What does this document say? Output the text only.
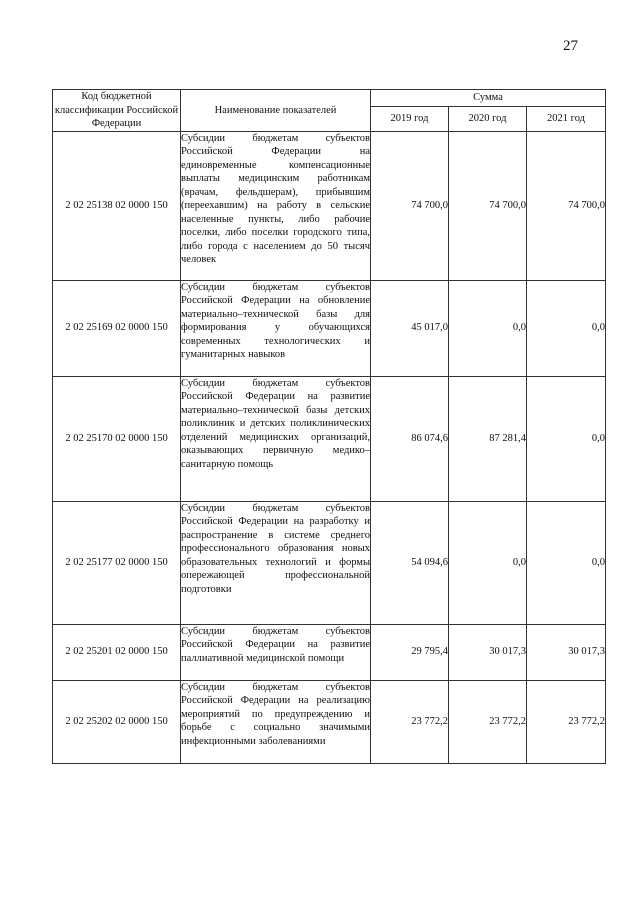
27
Код бюджетной классификации Российской Федерации	Наименование показателей	Сумма		
		2019 год	2020 год	2021 год
2 02 25138 02 0000 150	Субсидии бюджетам субъектов Российской Федерации на единовременные компенсационные выплаты медицинским работникам (врачам, фельдшерам), прибывшим (переехавшим) на работу в сельские населенные пункты, либо рабочие поселки, либо поселки городского типа, либо города с населением до 50 тысяч человек	74 700,0	74 700,0	74 700,0
2 02 25169 02 0000 150	Субсидии бюджетам субъектов Российской Федерации на обновление материально–технической базы для формирования у обучающихся современных технологических и гуманитарных навыков	45 017,0	0,0	0,0
2 02 25170 02 0000 150	Субсидии бюджетам субъектов Российской Федерации на развитие материально–технической базы детских поликлиник и детских поликлинических отделений медицинских организаций, оказывающих первичную медико–санитарную помощь	86 074,6	87 281,4	0,0
2 02 25177 02 0000 150	Субсидии бюджетам субъектов Российской Федерации на разработку и распространение в системе среднего профессионального образования новых образовательных технологий и формы опережающей профессиональной подготовки	54 094,6	0,0	0,0
2 02 25201 02 0000 150	Субсидии бюджетам субъектов Российской Федерации на развитие паллиативной медицинской помощи	29 795,4	30 017,3	30 017,3
2 02 25202 02 0000 150	Субсидии бюджетам субъектов Российской Федерации на реализацию мероприятий по предупреждению и борьбе с социально значимыми инфекционными заболеваниями	23 772,2	23 772,2	23 772,2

++++++++

WORK INSTRUCTIONS:
Look through the entries above; copy every line holding the string "бюджетам".

EXERCISE ANSWER:
2 02 25138 02 0000 150	Субсидии бюджетам субъектов Российской Федерации на единовременные компенсационные выплаты медицинским работникам (врачам, фельдшерам), прибывшим (переехавшим) на работу в сельские населенные пункты, либо рабочие поселки, либо поселки городского типа, либо города с населением до 50 тысяч человек	74 700,0	74 700,0	74 700,0
2 02 25169 02 0000 150	Субсидии бюджетам субъектов Российской Федерации на обновление материально–технической базы для формирования у обучающихся современных технологических и гуманитарных навыков	45 017,0	0,0	0,0
2 02 25170 02 0000 150	Субсидии бюджетам субъектов Российской Федерации на развитие материально–технической базы детских поликлиник и детских поликлинических отделений медицинских организаций, оказывающих первичную медико–санитарную помощь	86 074,6	87 281,4	0,0
2 02 25177 02 0000 150	Субсидии бюджетам субъектов Российской Федерации на разработку и распространение в системе среднего профессионального образования новых образовательных технологий и формы опережающей профессиональной подготовки	54 094,6	0,0	0,0
2 02 25201 02 0000 150	Субсидии бюджетам субъектов Российской Федерации на развитие паллиативной медицинской помощи	29 795,4	30 017,3	30 017,3
2 02 25202 02 0000 150	Субсидии бюджетам субъектов Российской Федерации на реализацию мероприятий по предупреждению и борьбе с социально значимыми инфекционными заболеваниями	23 772,2	23 772,2	23 772,2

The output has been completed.